## EXERCISE REQUIREMENTS:
According to the profile of Mieczysław Słowikowski below, what intelligence organization did he set up in Algiers in July 1941?

Mieczysław Zygfryd Słowikowski, also known as "Rygor-Słowikowski," was a Polish Army officer whose intelligencework inNorth Africa facilitated Allied preparations for the 1942 Operation Torch landings. He has been described as "the only allied agent with a network in North Africa".
Life
Słowikowski joined the Polish Army in 1915 and fought in the Polish-Soviet War of 1919-1921. After completing advanced military studies in 1925, he worked at the Polish Ministry of Defense. For four years he served on Marshal Józef Piłsudski's staff. In 1937 he was transferred to the Ministry of Foreign Affairs and appointed secretary at the Polish Consulate in Kiev in Soviet Ukraine. His actual function, however, was collecting intelligence in southern Russia. Early in World War II, Słowikowski served in the Polish Army in France. When France capitulated to Adolf Hitler's Germany in June 1940, Słowikowski organized the clandestine evacuation of Polish military personnel, and later an intelligence service that reported to Polish military authorities in London. In July 1941 Słowikowski left for Algiers, where he set up "Agency Africa," one of World War II's most successful intelligence organizations. His Polish allies in these endeavors included Lt. Col. Gwido Langer and Major Maksymilian Ciężki. The information gathered by the Agency was used by the Americans and British in planning the amphibious November 1942 Operation Torch landings in North Africa. These were the first large-scale Allied landings of the war, and their success in turn paved the way for the Allies' Italian campaign. British historian M. R. D. Foot, in his foreword to Słowikowski's book In the Secret Service, writes:
Rygor, as he called himself , knew all the rules; and knew when to break them. Never go near children; but his son was with him, then in his earliest teens, and was a useful watchman. Never employ women on technical military tasks; but his wife helped him with his ciphering. Never go near the hostile security services; but he made friends with a disaffected senior police officer, who kept him and his family supplied with all the false papers they needed. In the teeth of every sort of obstacle — both locally, and in the shape of impractical instructions from the Poles in exile in London — he and the sub-agents he organized provided masses of data, military, economic and political, which played a leading part in the planning of operation 'Torch', the Anglo-American invasion of Algeria and Morocco in November 1942.

## EXTRACTED ENTRIES:

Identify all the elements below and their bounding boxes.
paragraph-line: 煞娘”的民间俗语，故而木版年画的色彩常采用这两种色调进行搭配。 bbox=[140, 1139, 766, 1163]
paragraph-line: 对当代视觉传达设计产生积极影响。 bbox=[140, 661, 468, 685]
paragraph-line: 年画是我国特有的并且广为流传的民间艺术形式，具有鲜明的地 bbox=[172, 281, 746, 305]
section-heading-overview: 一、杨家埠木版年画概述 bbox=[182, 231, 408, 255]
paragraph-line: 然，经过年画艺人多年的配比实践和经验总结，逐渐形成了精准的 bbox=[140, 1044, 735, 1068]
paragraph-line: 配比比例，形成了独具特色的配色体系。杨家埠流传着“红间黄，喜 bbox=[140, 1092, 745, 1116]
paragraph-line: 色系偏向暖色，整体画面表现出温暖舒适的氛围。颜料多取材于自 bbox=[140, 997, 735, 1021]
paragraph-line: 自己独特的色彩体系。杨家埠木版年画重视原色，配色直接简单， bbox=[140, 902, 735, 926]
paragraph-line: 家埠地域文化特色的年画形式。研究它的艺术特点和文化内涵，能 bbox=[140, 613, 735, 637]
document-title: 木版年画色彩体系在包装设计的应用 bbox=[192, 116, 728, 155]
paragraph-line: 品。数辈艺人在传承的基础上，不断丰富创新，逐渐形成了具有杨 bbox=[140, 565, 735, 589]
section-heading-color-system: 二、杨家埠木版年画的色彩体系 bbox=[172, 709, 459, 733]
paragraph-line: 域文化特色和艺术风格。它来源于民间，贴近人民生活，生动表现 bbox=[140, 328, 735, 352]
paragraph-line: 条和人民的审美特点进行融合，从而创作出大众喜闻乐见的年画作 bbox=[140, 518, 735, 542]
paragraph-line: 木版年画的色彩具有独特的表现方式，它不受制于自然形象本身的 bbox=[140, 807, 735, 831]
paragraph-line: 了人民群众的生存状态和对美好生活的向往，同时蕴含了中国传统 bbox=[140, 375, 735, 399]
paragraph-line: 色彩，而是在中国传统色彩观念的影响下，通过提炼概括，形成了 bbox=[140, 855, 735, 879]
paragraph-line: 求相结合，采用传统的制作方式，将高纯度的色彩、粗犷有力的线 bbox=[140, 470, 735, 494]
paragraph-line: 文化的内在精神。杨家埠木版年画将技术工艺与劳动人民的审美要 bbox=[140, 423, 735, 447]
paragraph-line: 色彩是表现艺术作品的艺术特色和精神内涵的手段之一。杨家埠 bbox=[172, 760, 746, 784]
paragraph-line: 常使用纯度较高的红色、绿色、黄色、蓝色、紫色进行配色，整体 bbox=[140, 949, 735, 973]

## PROBLEM SOLUTION:
He set up "Agency Africa."